** begin EXTRACTED INFORMATION **
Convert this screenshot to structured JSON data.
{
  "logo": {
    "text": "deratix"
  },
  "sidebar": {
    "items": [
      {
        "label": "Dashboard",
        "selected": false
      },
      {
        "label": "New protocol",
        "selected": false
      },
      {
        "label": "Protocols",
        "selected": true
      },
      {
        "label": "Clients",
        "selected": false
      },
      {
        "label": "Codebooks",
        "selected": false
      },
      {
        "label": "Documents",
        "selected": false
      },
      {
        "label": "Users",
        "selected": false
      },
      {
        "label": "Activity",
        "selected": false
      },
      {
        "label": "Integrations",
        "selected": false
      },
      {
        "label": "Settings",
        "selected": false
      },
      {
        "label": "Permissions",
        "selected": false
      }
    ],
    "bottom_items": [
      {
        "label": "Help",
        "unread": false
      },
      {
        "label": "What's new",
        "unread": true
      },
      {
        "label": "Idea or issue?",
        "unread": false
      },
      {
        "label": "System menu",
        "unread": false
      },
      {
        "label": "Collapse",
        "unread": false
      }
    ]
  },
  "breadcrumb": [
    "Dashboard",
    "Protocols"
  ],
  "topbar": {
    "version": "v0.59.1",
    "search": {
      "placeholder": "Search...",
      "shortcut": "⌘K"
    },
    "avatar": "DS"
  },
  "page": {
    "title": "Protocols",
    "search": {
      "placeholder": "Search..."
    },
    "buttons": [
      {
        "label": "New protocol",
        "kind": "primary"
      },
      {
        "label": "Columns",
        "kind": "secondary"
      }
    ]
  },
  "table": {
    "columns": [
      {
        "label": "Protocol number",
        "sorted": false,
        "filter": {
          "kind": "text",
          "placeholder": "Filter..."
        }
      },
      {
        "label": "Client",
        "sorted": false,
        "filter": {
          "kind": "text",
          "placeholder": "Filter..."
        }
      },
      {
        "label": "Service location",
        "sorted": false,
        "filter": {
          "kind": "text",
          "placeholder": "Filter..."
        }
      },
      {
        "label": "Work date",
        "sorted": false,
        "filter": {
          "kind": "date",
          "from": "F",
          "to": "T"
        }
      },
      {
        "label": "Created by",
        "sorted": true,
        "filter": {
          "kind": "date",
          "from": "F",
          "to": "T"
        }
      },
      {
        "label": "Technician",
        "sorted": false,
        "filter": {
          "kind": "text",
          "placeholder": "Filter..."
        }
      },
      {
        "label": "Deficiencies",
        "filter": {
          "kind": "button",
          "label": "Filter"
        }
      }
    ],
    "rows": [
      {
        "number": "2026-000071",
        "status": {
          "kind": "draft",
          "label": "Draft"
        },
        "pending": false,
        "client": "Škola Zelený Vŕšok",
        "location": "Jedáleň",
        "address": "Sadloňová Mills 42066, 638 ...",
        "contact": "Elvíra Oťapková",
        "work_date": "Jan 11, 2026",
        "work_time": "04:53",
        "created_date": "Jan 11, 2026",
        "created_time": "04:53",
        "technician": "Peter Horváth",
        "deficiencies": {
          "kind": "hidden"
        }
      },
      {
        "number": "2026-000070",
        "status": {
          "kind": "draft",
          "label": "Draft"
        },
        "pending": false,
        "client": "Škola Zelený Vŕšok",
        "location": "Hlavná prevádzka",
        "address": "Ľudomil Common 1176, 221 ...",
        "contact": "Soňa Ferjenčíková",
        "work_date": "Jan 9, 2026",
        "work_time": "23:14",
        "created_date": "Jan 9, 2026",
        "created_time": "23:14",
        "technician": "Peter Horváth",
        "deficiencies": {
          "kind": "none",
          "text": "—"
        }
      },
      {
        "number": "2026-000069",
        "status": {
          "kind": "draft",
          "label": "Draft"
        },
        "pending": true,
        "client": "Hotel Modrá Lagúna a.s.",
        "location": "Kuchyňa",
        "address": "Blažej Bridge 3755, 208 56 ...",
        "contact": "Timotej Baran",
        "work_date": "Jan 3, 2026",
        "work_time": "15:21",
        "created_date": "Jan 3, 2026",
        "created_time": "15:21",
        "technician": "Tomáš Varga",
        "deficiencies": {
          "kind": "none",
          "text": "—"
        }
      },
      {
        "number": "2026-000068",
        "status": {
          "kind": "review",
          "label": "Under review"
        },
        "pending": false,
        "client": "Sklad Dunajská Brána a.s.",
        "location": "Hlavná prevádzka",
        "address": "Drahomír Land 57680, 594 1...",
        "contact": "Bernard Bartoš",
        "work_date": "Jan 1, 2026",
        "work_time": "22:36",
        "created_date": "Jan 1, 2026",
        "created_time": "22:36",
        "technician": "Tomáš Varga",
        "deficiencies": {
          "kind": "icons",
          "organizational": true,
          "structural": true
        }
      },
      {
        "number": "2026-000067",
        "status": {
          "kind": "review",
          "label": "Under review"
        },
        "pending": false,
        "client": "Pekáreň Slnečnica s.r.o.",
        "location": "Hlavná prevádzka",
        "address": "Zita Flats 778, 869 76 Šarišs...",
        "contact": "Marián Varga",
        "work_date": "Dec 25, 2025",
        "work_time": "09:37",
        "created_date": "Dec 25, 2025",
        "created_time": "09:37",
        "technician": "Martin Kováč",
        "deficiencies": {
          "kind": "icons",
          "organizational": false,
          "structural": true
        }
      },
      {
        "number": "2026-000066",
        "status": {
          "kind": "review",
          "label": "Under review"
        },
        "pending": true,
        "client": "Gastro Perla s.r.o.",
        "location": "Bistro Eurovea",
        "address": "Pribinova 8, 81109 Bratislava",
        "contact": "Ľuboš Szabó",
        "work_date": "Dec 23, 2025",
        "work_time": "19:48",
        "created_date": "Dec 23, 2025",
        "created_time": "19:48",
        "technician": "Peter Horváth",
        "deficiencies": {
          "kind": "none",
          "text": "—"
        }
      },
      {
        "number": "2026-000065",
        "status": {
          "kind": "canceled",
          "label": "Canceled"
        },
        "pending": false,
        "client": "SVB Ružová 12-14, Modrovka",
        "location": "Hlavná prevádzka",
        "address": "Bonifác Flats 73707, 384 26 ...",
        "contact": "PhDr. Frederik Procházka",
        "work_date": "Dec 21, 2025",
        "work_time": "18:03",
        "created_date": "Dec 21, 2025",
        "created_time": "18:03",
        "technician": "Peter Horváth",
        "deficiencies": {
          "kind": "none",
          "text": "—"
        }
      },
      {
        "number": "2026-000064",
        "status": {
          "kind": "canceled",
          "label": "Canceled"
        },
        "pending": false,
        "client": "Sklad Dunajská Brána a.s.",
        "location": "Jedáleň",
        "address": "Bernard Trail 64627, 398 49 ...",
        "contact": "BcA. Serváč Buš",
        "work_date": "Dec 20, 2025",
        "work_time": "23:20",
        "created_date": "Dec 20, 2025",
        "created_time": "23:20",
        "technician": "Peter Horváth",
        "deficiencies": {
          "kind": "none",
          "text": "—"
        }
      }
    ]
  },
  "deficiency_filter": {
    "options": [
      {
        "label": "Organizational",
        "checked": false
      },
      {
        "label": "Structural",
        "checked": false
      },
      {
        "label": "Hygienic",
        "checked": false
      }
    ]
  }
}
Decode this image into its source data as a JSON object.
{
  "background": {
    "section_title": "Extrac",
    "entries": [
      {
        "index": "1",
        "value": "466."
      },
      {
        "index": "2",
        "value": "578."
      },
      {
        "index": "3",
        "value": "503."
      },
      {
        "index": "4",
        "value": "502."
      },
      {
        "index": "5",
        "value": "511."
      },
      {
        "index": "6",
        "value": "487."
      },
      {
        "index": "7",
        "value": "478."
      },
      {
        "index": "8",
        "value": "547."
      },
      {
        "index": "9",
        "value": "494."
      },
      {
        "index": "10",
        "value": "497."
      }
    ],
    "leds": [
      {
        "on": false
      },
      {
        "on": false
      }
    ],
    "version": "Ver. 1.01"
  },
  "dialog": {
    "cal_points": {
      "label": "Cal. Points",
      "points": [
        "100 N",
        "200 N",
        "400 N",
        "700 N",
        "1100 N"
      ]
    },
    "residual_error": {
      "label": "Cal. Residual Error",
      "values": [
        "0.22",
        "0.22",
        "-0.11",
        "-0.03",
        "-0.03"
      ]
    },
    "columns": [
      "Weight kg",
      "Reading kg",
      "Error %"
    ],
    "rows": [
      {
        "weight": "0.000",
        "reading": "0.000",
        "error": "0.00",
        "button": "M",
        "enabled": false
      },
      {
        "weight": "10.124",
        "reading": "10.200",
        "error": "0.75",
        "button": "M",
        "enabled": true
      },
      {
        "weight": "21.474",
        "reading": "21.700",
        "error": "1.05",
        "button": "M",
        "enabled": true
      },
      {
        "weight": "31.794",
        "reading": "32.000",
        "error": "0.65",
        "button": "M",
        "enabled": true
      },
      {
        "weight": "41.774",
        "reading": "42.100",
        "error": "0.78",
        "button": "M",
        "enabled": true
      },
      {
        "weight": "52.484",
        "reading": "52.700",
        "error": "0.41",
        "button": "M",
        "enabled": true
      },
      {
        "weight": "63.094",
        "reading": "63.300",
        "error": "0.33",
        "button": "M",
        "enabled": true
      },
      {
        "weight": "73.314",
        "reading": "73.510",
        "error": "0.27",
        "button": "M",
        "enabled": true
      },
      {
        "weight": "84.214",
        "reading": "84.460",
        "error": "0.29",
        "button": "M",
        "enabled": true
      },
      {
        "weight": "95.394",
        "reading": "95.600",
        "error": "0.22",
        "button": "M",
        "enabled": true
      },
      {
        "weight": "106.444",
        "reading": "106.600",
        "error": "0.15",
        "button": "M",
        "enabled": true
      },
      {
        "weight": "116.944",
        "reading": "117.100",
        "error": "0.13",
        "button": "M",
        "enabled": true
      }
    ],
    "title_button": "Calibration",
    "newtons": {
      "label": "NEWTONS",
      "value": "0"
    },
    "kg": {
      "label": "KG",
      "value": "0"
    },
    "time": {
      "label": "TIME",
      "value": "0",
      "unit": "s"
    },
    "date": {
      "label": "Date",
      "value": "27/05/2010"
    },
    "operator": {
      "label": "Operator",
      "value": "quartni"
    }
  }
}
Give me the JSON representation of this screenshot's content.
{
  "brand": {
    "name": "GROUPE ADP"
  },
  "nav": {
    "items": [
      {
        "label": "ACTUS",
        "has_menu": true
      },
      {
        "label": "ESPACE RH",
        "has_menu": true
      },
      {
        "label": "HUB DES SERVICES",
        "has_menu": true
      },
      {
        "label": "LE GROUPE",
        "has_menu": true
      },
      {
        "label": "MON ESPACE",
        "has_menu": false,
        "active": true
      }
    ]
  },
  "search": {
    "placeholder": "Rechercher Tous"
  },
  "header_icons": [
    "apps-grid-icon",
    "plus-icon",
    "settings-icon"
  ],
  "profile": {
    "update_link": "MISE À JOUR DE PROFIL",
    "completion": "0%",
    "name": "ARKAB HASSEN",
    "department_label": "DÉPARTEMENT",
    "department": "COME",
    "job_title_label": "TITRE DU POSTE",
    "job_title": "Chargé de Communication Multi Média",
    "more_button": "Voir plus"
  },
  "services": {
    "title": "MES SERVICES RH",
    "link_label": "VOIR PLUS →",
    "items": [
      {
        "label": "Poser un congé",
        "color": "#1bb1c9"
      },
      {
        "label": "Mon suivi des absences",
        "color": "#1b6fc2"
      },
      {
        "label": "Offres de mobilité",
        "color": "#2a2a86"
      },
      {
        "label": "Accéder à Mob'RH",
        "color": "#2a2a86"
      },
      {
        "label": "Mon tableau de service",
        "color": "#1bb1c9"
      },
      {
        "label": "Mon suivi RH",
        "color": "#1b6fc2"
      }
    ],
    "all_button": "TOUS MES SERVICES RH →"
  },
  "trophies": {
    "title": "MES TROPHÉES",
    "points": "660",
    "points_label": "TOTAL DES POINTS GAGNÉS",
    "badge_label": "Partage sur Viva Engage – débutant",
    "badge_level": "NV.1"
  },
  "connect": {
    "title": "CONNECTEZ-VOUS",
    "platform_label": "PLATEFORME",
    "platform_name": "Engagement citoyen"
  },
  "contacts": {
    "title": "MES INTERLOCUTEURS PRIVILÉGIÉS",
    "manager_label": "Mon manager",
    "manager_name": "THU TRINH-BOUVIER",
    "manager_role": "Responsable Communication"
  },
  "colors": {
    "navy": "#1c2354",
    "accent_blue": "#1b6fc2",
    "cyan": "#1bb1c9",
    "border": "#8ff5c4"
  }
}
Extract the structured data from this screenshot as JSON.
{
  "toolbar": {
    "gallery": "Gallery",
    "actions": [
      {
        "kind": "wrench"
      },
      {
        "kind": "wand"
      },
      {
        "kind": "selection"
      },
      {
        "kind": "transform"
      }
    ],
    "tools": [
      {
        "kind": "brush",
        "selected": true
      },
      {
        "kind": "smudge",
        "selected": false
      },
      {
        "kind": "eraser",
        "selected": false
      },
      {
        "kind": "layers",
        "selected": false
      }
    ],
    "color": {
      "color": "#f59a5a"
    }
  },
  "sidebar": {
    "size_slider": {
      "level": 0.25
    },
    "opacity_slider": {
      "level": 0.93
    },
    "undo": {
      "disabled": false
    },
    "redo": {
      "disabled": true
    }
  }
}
** end EXTRACTED INFORMATION **
Gather every line from the entries above where the word "JSON" appears, and copy them.

OUTPUT OF THE EXERCISE
Convert this screenshot to structured JSON data.
Decode this image into its source data as a JSON object.
Give me the JSON representation of this screenshot's content.
Extract the structured data from this screenshot as JSON.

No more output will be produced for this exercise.